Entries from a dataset
>>>

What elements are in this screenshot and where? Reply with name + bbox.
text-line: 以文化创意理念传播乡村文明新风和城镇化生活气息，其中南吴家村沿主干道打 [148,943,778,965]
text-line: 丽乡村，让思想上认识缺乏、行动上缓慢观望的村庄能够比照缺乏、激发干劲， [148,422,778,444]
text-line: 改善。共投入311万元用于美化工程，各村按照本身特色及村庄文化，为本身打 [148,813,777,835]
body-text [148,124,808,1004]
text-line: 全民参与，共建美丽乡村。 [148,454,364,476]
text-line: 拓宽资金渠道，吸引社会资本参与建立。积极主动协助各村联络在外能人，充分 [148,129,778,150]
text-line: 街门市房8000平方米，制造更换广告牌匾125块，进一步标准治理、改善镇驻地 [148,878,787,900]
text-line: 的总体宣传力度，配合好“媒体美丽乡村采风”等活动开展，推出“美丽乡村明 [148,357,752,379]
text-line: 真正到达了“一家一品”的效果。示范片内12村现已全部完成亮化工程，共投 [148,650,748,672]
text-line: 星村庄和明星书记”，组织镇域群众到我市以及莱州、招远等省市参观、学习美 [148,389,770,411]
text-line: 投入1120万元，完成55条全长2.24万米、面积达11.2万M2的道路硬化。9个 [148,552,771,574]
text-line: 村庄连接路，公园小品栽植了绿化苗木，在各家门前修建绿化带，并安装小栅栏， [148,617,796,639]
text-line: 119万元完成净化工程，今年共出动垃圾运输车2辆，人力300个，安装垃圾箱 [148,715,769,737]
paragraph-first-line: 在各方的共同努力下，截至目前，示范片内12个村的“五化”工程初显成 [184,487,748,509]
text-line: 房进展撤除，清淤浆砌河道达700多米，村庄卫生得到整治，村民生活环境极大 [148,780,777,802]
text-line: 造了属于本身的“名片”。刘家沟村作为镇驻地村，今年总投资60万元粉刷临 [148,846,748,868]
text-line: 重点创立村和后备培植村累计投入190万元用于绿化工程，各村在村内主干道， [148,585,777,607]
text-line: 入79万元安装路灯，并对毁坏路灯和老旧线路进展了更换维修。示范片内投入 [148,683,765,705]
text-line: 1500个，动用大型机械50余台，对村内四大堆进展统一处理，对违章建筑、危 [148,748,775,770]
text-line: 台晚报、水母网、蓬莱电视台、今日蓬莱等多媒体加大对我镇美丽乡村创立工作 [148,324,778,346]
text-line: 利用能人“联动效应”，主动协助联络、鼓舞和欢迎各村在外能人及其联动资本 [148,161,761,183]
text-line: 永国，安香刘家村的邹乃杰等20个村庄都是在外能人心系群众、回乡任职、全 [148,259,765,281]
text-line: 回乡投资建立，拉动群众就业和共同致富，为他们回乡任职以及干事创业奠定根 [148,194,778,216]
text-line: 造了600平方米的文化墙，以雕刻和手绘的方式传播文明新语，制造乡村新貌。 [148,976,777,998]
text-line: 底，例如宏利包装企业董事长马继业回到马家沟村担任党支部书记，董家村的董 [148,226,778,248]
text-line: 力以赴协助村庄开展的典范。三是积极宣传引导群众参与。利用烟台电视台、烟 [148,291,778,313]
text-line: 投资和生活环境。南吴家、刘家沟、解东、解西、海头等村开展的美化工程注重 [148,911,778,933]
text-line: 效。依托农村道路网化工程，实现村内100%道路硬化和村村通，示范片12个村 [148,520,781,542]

<<<

TASK DETAILS ::
Render all the items above as a numbered list, leaving out any blank lines.

SOLUTION ::
1. What elements are in this screenshot and where? Reply with name + bbox.
2. text-line: 以文化创意理念传播乡村文明新风和城镇化生活气息，其中南吴家村沿主干道打 [148,943,778,965]
3. text-line: 丽乡村，让思想上认识缺乏、行动上缓慢观望的村庄能够比照缺乏、激发干劲， [148,422,778,444]
4. text-line: 改善。共投入311万元用于美化工程，各村按照本身特色及村庄文化，为本身打 [148,813,777,835]
5. body-text [148,124,808,1004]
6. text-line: 全民参与，共建美丽乡村。 [148,454,364,476]
7. text-line: 拓宽资金渠道，吸引社会资本参与建立。积极主动协助各村联络在外能人，充分 [148,129,778,150]
8. text-line: 街门市房8000平方米，制造更换广告牌匾125块，进一步标准治理、改善镇驻地 [148,878,787,900]
9. text-line: 的总体宣传力度，配合好“媒体美丽乡村采风”等活动开展，推出“美丽乡村明 [148,357,752,379]
10. text-line: 真正到达了“一家一品”的效果。示范片内12村现已全部完成亮化工程，共投 [148,650,748,672]
11. text-line: 星村庄和明星书记”，组织镇域群众到我市以及莱州、招远等省市参观、学习美 [148,389,770,411]
12. text-line: 投入1120万元，完成55条全长2.24万米、面积达11.2万M2的道路硬化。9个 [148,552,771,574]
13. text-line: 村庄连接路，公园小品栽植了绿化苗木，在各家门前修建绿化带，并安装小栅栏， [148,617,796,639]
14. text-line: 119万元完成净化工程，今年共出动垃圾运输车2辆，人力300个，安装垃圾箱 [148,715,769,737]
15. paragraph-first-line: 在各方的共同努力下，截至目前，示范片内12个村的“五化”工程初显成 [184,487,748,509]
16. text-line: 房进展撤除，清淤浆砌河道达700多米，村庄卫生得到整治，村民生活环境极大 [148,780,777,802]
17. text-line: 造了属于本身的“名片”。刘家沟村作为镇驻地村，今年总投资60万元粉刷临 [148,846,748,868]
18. text-line: 重点创立村和后备培植村累计投入190万元用于绿化工程，各村在村内主干道， [148,585,777,607]
19. text-line: 入79万元安装路灯，并对毁坏路灯和老旧线路进展了更换维修。示范片内投入 [148,683,765,705]
20. text-line: 1500个，动用大型机械50余台，对村内四大堆进展统一处理，对违章建筑、危 [148,748,775,770]
21. text-line: 台晚报、水母网、蓬莱电视台、今日蓬莱等多媒体加大对我镇美丽乡村创立工作 [148,324,778,346]
22. text-line: 利用能人“联动效应”，主动协助联络、鼓舞和欢迎各村在外能人及其联动资本 [148,161,761,183]
23. text-line: 永国，安香刘家村的邹乃杰等20个村庄都是在外能人心系群众、回乡任职、全 [148,259,765,281]
24. text-line: 回乡投资建立，拉动群众就业和共同致富，为他们回乡任职以及干事创业奠定根 [148,194,778,216]
25. text-line: 造了600平方米的文化墙，以雕刻和手绘的方式传播文明新语，制造乡村新貌。 [148,976,777,998]
26. text-line: 底，例如宏利包装企业董事长马继业回到马家沟村担任党支部书记，董家村的董 [148,226,778,248]
27. text-line: 力以赴协助村庄开展的典范。三是积极宣传引导群众参与。利用烟台电视台、烟 [148,291,778,313]
28. text-line: 投资和生活环境。南吴家、刘家沟、解东、解西、海头等村开展的美化工程注重 [148,911,778,933]
29. text-line: 效。依托农村道路网化工程，实现村内100%道路硬化和村村通，示范片12个村 [148,520,781,542]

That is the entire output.